### What to produce
List every line in this data where the string "symbol" occurs.

### Provided material
****************

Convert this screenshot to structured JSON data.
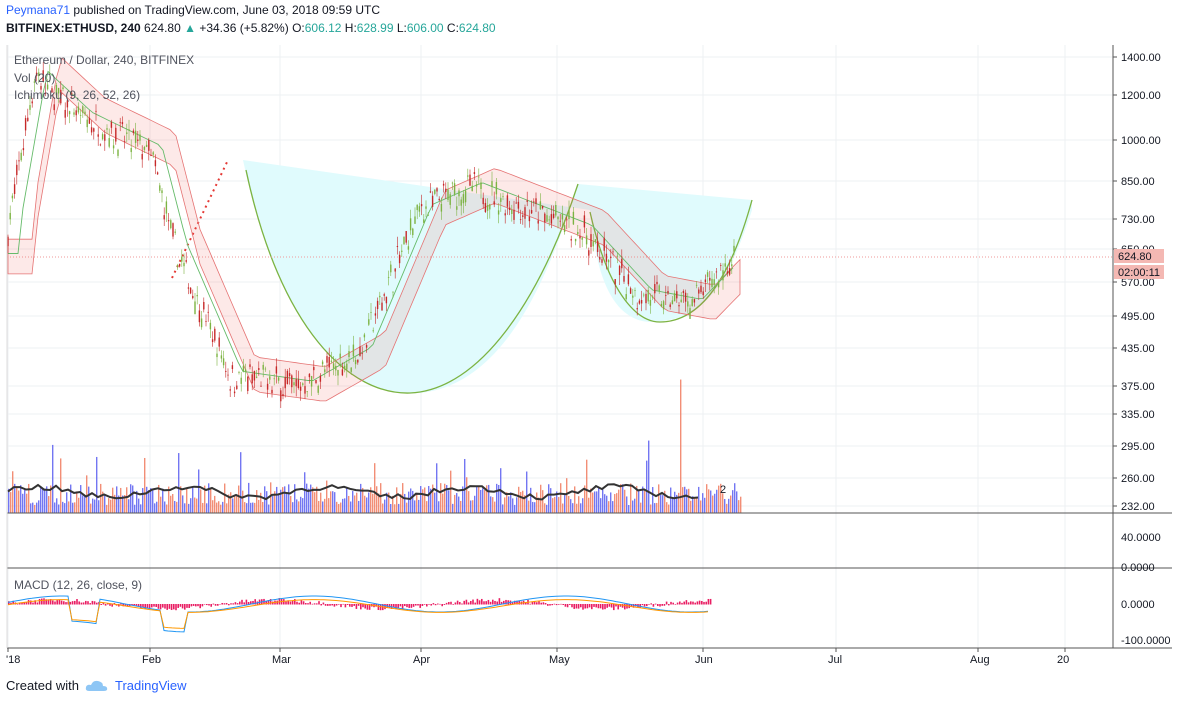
{
  "header": {
    "user": "Peymana71",
    "published": " published on TradingView.com, June 03, 2018 09:59 UTC",
    "symbol": "BITFINEX:ETHUSD, 240",
    "last": "624.80",
    "change": "+34.36 (+5.82%)",
    "o_label": "O:",
    "o": "606.12",
    "h_label": "H:",
    "h": "628.99",
    "l_label": "L:",
    "l": "606.00",
    "c_label": "C:",
    "c": "624.80"
  },
  "legends": {
    "title": "Ethereum / Dollar, 240, BITFINEX",
    "vol": "Vol (20)",
    "ichimoku": "Ichimoku (9, 26, 52, 26)",
    "macd": "MACD (12, 26, close, 9)"
  },
  "price_axis": [
    "1400.00",
    "1200.00",
    "1000.00",
    "850.00",
    "730.00",
    "650.00",
    "570.00",
    "495.00",
    "435.00",
    "375.00",
    "335.00",
    "295.00",
    "260.00",
    "232.00"
  ],
  "price_tag": "624.80",
  "timer_tag": "02:00:11",
  "mid_axis": [
    "40.0000",
    "0.0000"
  ],
  "macd_axis": [
    "0.0000",
    "-100.0000"
  ],
  "time_axis": [
    "'18",
    "Feb",
    "Mar",
    "Apr",
    "May",
    "Jun",
    "Jul",
    "Aug",
    "20"
  ],
  "footer": {
    "created": "Created with",
    "brand": "TradingView"
  },
  "colors": {
    "up": "#26a69a",
    "down": "#ef5350",
    "cup_fill": "#e0fbfd",
    "cup_line": "#7cb342",
    "vol_blue": "#5b5ef0",
    "vol_red": "#f07a5e",
    "macd_hist": "#e91e63"
  },
  "chart_data": {
    "type": "candlestick",
    "symbol": "ETHUSD",
    "exchange": "BITFINEX",
    "interval": "240",
    "price_scale": "log",
    "annotations": [
      "cup-and-handle pattern",
      "neckline",
      "dotted trendline"
    ],
    "current_price": 624.8,
    "ylim": [
      232,
      1400
    ],
    "path_x": [
      "'18",
      "Feb",
      "Mar",
      "Apr",
      "May",
      "Jun"
    ],
    "path_y": [
      700,
      1300,
      1100,
      960,
      650,
      390,
      375,
      430,
      760,
      830,
      700,
      540,
      520,
      625
    ],
    "volume_peak_label": "2",
    "macd_range": [
      -100,
      40
    ]
  }
}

****************

### Reply to the exercise
    "symbol": "BITFINEX:ETHUSD, 240",
    "symbol": "ETHUSD",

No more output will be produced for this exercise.